(Recorded data)

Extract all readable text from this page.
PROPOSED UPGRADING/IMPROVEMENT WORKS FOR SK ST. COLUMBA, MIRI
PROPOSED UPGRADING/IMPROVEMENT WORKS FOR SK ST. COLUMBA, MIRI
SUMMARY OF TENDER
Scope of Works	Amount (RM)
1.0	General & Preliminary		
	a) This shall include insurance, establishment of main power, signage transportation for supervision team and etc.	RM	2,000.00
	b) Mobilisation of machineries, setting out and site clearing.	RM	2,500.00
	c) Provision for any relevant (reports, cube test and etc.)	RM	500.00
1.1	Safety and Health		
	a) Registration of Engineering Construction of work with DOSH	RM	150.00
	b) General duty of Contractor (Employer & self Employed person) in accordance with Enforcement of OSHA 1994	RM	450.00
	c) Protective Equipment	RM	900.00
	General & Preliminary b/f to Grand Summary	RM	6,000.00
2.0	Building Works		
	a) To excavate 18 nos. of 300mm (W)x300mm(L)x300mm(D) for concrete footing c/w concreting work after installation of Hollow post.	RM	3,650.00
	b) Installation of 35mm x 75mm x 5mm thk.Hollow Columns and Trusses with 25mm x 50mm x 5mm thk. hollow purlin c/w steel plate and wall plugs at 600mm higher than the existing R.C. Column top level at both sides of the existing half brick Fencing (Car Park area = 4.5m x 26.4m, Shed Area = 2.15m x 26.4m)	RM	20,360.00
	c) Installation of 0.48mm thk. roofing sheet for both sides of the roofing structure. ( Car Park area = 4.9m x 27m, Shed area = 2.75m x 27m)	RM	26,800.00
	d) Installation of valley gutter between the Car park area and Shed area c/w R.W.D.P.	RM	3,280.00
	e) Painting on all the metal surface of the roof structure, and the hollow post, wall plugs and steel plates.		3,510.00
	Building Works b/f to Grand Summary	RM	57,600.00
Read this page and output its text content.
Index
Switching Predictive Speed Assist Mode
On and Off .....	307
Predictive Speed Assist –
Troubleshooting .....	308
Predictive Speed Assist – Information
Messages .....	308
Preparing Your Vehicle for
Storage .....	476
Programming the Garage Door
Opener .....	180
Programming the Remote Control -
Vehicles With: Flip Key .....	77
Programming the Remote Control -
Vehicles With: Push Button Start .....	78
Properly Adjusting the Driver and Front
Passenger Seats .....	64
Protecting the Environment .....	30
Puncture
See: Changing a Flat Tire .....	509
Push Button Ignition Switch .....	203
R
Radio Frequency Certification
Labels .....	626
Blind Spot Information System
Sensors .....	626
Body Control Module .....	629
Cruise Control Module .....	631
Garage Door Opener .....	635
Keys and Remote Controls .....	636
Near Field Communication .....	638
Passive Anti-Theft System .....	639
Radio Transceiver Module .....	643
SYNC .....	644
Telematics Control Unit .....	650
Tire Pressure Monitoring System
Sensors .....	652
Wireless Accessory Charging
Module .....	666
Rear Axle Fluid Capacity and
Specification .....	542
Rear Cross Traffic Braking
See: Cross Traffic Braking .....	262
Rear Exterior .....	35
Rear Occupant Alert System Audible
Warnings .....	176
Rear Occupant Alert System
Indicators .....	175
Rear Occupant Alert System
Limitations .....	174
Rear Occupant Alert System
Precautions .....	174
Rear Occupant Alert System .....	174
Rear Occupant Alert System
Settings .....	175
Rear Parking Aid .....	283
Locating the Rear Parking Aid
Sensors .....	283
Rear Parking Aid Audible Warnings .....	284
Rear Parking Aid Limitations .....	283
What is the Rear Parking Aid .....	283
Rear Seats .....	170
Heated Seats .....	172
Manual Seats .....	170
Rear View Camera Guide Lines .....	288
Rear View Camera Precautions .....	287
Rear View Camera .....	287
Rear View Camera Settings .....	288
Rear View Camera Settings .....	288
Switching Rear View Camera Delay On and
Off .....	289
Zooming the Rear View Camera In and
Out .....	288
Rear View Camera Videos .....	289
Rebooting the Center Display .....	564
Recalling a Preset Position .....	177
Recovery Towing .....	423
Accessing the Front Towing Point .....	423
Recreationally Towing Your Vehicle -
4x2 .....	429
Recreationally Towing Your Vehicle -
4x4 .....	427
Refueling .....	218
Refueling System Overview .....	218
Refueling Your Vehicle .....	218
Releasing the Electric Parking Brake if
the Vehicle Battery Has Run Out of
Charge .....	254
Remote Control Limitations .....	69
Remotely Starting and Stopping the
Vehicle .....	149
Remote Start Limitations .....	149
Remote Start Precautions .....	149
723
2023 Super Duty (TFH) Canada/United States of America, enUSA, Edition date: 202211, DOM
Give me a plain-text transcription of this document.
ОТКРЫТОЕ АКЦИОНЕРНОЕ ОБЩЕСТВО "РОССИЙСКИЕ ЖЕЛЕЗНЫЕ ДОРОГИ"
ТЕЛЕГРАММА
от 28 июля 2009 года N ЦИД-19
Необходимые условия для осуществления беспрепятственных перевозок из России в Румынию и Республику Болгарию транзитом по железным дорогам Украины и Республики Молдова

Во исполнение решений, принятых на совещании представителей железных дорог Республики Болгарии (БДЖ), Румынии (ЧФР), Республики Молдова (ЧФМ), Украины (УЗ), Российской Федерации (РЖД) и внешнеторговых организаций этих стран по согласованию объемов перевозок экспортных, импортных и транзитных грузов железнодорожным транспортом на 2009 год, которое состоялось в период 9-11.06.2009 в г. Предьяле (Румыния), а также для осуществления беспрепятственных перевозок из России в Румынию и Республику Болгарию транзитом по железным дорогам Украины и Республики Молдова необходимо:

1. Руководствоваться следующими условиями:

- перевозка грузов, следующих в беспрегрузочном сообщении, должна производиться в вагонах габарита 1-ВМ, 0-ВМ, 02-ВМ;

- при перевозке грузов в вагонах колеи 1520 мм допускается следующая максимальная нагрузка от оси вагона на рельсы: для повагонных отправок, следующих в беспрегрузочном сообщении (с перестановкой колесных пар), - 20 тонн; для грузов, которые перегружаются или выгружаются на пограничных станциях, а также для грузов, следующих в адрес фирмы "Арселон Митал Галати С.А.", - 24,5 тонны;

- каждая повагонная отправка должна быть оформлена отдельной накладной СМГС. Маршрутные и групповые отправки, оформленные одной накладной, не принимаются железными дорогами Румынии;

--- Set task ---
Exactly reproduce every record.

--- The result ---
Extract all readable text from this page.
PROPOSED UPGRADING/IMPROVEMENT WORKS FOR SK ST. COLUMBA, MIRI
PROPOSED UPGRADING/IMPROVEMENT WORKS FOR SK ST. COLUMBA, MIRI
SUMMARY OF TENDER
Scope of Works	Amount (RM)
1.0	General & Preliminary		
	a) This shall include insurance, establishment of main power, signage transportation for supervision team and etc.	RM	2,000.00
	b) Mobilisation of machineries, setting out and site clearing.	RM	2,500.00
	c) Provision for any relevant (reports, cube test and etc.)	RM	500.00
1.1	Safety and Health		
	a) Registration of Engineering Construction of work with DOSH	RM	150.00
	b) General duty of Contractor (Employer & self Employed person) in accordance with Enforcement of OSHA 1994	RM	450.00
	c) Protective Equipment	RM	900.00
	General & Preliminary b/f to Grand Summary	RM	6,000.00
2.0	Building Works		
	a) To excavate 18 nos. of 300mm (W)x300mm(L)x300mm(D) for concrete footing c/w concreting work after installation of Hollow post.	RM	3,650.00
	b) Installation of 35mm x 75mm x 5mm thk.Hollow Columns and Trusses with 25mm x 50mm x 5mm thk. hollow purlin c/w steel plate and wall plugs at 600mm higher than the existing R.C. Column top level at both sides of the existing half brick Fencing (Car Park area = 4.5m x 26.4m, Shed Area = 2.15m x 26.4m)	RM	20,360.00
	c) Installation of 0.48mm thk. roofing sheet for both sides of the roofing structure. ( Car Park area = 4.9m x 27m, Shed area = 2.75m x 27m)	RM	26,800.00
	d) Installation of valley gutter between the Car park area and Shed area c/w R.W.D.P.	RM	3,280.00
	e) Painting on all the metal surface of the roof structure, and the hollow post, wall plugs and steel plates.		3,510.00
	Building Works b/f to Grand Summary	RM	57,600.00
Read this page and output its text content.
Index
Switching Predictive Speed Assist Mode
On and Off .....	307
Predictive Speed Assist –
Troubleshooting .....	308
Predictive Speed Assist – Information
Messages .....	308
Preparing Your Vehicle for
Storage .....	476
Programming the Garage Door
Opener .....	180
Programming the Remote Control -
Vehicles With: Flip Key .....	77
Programming the Remote Control -
Vehicles With: Push Button Start .....	78
Properly Adjusting the Driver and Front
Passenger Seats .....	64
Protecting the Environment .....	30
Puncture
See: Changing a Flat Tire .....	509
Push Button Ignition Switch .....	203
R
Radio Frequency Certification
Labels .....	626
Blind Spot Information System
Sensors .....	626
Body Control Module .....	629
Cruise Control Module .....	631
Garage Door Opener .....	635
Keys and Remote Controls .....	636
Near Field Communication .....	638
Passive Anti-Theft System .....	639
Radio Transceiver Module .....	643
SYNC .....	644
Telematics Control Unit .....	650
Tire Pressure Monitoring System
Sensors .....	652
Wireless Accessory Charging
Module .....	666
Rear Axle Fluid Capacity and
Specification .....	542
Rear Cross Traffic Braking
See: Cross Traffic Braking .....	262
Rear Exterior .....	35
Rear Occupant Alert System Audible
Warnings .....	176
Rear Occupant Alert System
Indicators .....	175
Rear Occupant Alert System
Limitations .....	174
Rear Occupant Alert System
Precautions .....	174
Rear Occupant Alert System .....	174
Rear Occupant Alert System
Settings .....	175
Rear Parking Aid .....	283
Locating the Rear Parking Aid
Sensors .....	283
Rear Parking Aid Audible Warnings .....	284
Rear Parking Aid Limitations .....	283
What is the Rear Parking Aid .....	283
Rear Seats .....	170
Heated Seats .....	172
Manual Seats .....	170
Rear View Camera Guide Lines .....	288
Rear View Camera Precautions .....	287
Rear View Camera .....	287
Rear View Camera Settings .....	288
Rear View Camera Settings .....	288
Switching Rear View Camera Delay On and
Off .....	289
Zooming the Rear View Camera In and
Out .....	288
Rear View Camera Videos .....	289
Rebooting the Center Display .....	564
Recalling a Preset Position .....	177
Recovery Towing .....	423
Accessing the Front Towing Point .....	423
Recreationally Towing Your Vehicle -
4x2 .....	429
Recreationally Towing Your Vehicle -
4x4 .....	427
Refueling .....	218
Refueling System Overview .....	218
Refueling Your Vehicle .....	218
Releasing the Electric Parking Brake if
the Vehicle Battery Has Run Out of
Charge .....	254
Remote Control Limitations .....	69
Remotely Starting and Stopping the
Vehicle .....	149
Remote Start Limitations .....	149
Remote Start Precautions .....	149
723
2023 Super Duty (TFH) Canada/United States of America, enUSA, Edition date: 202211, DOM
Give me a plain-text transcription of this document.
ОТКРЫТОЕ АКЦИОНЕРНОЕ ОБЩЕСТВО "РОССИЙСКИЕ ЖЕЛЕЗНЫЕ ДОРОГИ"
ТЕЛЕГРАММА
от 28 июля 2009 года N ЦИД-19
Необходимые условия для осуществления беспрепятственных перевозок из России в Румынию и Республику Болгарию транзитом по железным дорогам Украины и Республики Молдова

Во исполнение решений, принятых на совещании представителей железных дорог Республики Болгарии (БДЖ), Румынии (ЧФР), Республики Молдова (ЧФМ), Украины (УЗ), Российской Федерации (РЖД) и внешнеторговых организаций этих стран по согласованию объемов перевозок экспортных, импортных и транзитных грузов железнодорожным транспортом на 2009 год, которое состоялось в период 9-11.06.2009 в г. Предьяле (Румыния), а также для осуществления беспрепятственных перевозок из России в Румынию и Республику Болгарию транзитом по железным дорогам Украины и Республики Молдова необходимо:

1. Руководствоваться следующими условиями:

- перевозка грузов, следующих в беспрегрузочном сообщении, должна производиться в вагонах габарита 1-ВМ, 0-ВМ, 02-ВМ;

- при перевозке грузов в вагонах колеи 1520 мм допускается следующая максимальная нагрузка от оси вагона на рельсы: для повагонных отправок, следующих в беспрегрузочном сообщении (с перестановкой колесных пар), - 20 тонн; для грузов, которые перегружаются или выгружаются на пограничных станциях, а также для грузов, следующих в адрес фирмы "Арселон Митал Галати С.А.", - 24,5 тонны;

- каждая повагонная отправка должна быть оформлена отдельной накладной СМГС. Маршрутные и групповые отправки, оформленные одной накладной, не принимаются железными дорогами Румынии;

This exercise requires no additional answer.